OBJECTIVE:
Rewrite every line of the records below as a Markdown table with the columns Row and Line. Number the lines in order and leave out any blank ones.
.....
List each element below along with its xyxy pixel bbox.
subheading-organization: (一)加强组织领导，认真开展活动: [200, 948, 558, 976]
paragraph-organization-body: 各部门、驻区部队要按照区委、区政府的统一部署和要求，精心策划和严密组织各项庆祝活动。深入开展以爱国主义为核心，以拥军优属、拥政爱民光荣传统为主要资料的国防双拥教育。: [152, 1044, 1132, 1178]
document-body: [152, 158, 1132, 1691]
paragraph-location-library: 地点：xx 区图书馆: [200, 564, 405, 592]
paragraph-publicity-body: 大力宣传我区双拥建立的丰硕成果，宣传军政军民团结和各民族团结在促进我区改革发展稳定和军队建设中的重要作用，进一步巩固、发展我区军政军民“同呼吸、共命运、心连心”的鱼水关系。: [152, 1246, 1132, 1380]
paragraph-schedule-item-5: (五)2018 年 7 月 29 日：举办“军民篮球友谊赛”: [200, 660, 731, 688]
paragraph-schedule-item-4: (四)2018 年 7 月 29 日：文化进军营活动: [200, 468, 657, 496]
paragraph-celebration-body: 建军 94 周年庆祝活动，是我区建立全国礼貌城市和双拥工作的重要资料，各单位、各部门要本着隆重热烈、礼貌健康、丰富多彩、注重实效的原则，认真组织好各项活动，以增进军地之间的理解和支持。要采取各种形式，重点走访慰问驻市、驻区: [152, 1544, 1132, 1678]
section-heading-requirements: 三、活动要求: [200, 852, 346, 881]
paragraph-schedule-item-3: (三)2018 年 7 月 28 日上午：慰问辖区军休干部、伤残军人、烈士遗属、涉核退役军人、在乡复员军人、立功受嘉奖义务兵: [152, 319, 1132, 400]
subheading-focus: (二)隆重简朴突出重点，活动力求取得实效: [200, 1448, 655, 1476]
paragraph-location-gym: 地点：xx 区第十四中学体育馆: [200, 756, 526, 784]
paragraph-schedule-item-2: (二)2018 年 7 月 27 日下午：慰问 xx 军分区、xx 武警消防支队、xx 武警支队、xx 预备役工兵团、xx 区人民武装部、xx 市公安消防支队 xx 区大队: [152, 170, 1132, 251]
.....
SOLUTION:
| Row | Line |
|---|---|
| 1 | List each element below along with its xyxy pixel bbox. |
| 2 | subheading-organization: (一)加强组织领导，认真开展活动: [200, 948, 558, 976] |
| 3 | paragraph-organization-body: 各部门、驻区部队要按照区委、区政府的统一部署和要求，精心策划和严密组织各项庆祝活动。深入开展以爱国主义为核心，以拥军优属、拥政爱民光荣传统为主要资料的国防双拥教育。: [152, 1044, 1132, 1178] |
| 4 | document-body: [152, 158, 1132, 1691] |
| 5 | paragraph-location-library: 地点：xx 区图书馆: [200, 564, 405, 592] |
| 6 | paragraph-publicity-body: 大力宣传我区双拥建立的丰硕成果，宣传军政军民团结和各民族团结在促进我区改革发展稳定和军队建设中的重要作用，进一步巩固、发展我区军政军民“同呼吸、共命运、心连心”的鱼水关系。: [152, 1246, 1132, 1380] |
| 7 | paragraph-schedule-item-5: (五)2018 年 7 月 29 日：举办“军民篮球友谊赛”: [200, 660, 731, 688] |
| 8 | paragraph-schedule-item-4: (四)2018 年 7 月 29 日：文化进军营活动: [200, 468, 657, 496] |
| 9 | paragraph-celebration-body: 建军 94 周年庆祝活动，是我区建立全国礼貌城市和双拥工作的重要资料，各单位、各部门要本着隆重热烈、礼貌健康、丰富多彩、注重实效的原则，认真组织好各项活动，以增进军地之间的理解和支持。要采取各种形式，重点走访慰问驻市、驻区: [152, 1544, 1132, 1678] |
| 10 | section-heading-requirements: 三、活动要求: [200, 852, 346, 881] |
| 11 | paragraph-schedule-item-3: (三)2018 年 7 月 28 日上午：慰问辖区军休干部、伤残军人、烈士遗属、涉核退役军人、在乡复员军人、立功受嘉奖义务兵: [152, 319, 1132, 400] |
| 12 | subheading-focus: (二)隆重简朴突出重点，活动力求取得实效: [200, 1448, 655, 1476] |
| 13 | paragraph-location-gym: 地点：xx 区第十四中学体育馆: [200, 756, 526, 784] |
| 14 | paragraph-schedule-item-2: (二)2018 年 7 月 27 日下午：慰问 xx 军分区、xx 武警消防支队、xx 武警支队、xx 预备役工兵团、xx 区人民武装部、xx 市公安消防支队 xx 区大队: [152, 170, 1132, 251] |